→ The request: Identify the lines holding "size" and copy them.

→ Provided data:
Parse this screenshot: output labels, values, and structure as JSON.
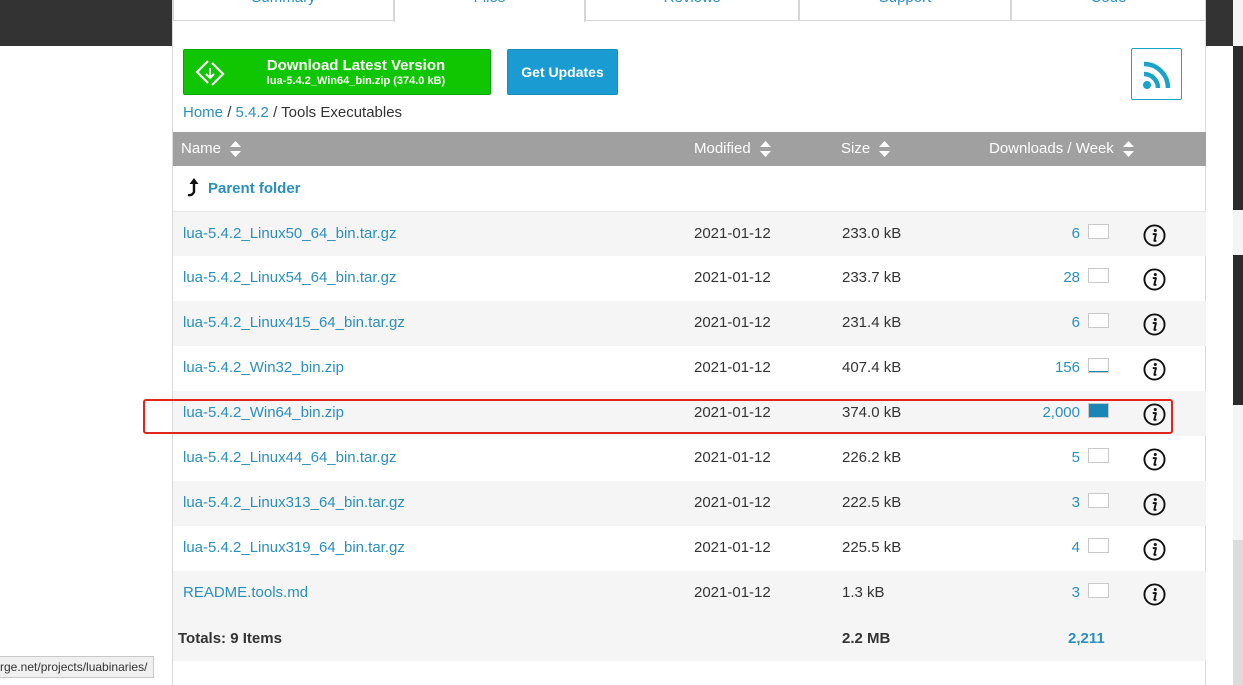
{
  "tabs": [
    "Summary",
    "Files",
    "Reviews",
    "Support",
    "Code"
  ],
  "download": {
    "title": "Download Latest Version",
    "file": "lua-5.4.2_Win64_bin.zip (374.0 kB)"
  },
  "get_updates_label": "Get Updates",
  "rss_icon": "rss-feed-icon",
  "breadcrumb": {
    "home": "Home",
    "sep1": "/",
    "version": "5.4.2",
    "sep2": "/",
    "current": "Tools Executables"
  },
  "columns": {
    "name": "Name",
    "modified": "Modified",
    "size": "Size",
    "downloads": "Downloads / Week"
  },
  "parent_folder_label": "Parent folder",
  "files": [
    {
      "name": "lua-5.4.2_Linux50_64_bin.tar.gz",
      "modified": "2021-01-12",
      "size": "233.0 kB",
      "downloads": "6",
      "level": 0.0
    },
    {
      "name": "lua-5.4.2_Linux54_64_bin.tar.gz",
      "modified": "2021-01-12",
      "size": "233.7 kB",
      "downloads": "28",
      "level": 0.0
    },
    {
      "name": "lua-5.4.2_Linux415_64_bin.tar.gz",
      "modified": "2021-01-12",
      "size": "231.4 kB",
      "downloads": "6",
      "level": 0.0
    },
    {
      "name": "lua-5.4.2_Win32_bin.zip",
      "modified": "2021-01-12",
      "size": "407.4 kB",
      "downloads": "156",
      "level": 0.08
    },
    {
      "name": "lua-5.4.2_Win64_bin.zip",
      "modified": "2021-01-12",
      "size": "374.0 kB",
      "downloads": "2,000",
      "level": 1.0
    },
    {
      "name": "lua-5.4.2_Linux44_64_bin.tar.gz",
      "modified": "2021-01-12",
      "size": "226.2 kB",
      "downloads": "5",
      "level": 0.0
    },
    {
      "name": "lua-5.4.2_Linux313_64_bin.tar.gz",
      "modified": "2021-01-12",
      "size": "222.5 kB",
      "downloads": "3",
      "level": 0.0
    },
    {
      "name": "lua-5.4.2_Linux319_64_bin.tar.gz",
      "modified": "2021-01-12",
      "size": "225.5 kB",
      "downloads": "4",
      "level": 0.0
    },
    {
      "name": "README.tools.md",
      "modified": "2021-01-12",
      "size": "1.3 kB",
      "downloads": "3",
      "level": 0.0
    }
  ],
  "totals": {
    "label": "Totals: 9 Items",
    "size": "2.2 MB",
    "downloads": "2,211"
  },
  "status_url": "rge.net/projects/luabinaries/",
  "colors": {
    "download_green": "#10c600",
    "link_blue": "#2a8fbd",
    "button_blue": "#1a9bd1",
    "header_gray": "#a0a0a0",
    "highlight_red": "#e0251f"
  }
}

→ Output for this exercise:
    "size": "Size",
      "size": "233.0 kB",
      "size": "233.7 kB",
      "size": "231.4 kB",
      "size": "407.4 kB",
      "size": "374.0 kB",
      "size": "226.2 kB",
      "size": "222.5 kB",
      "size": "225.5 kB",
      "size": "1.3 kB",
    "size": "2.2 MB",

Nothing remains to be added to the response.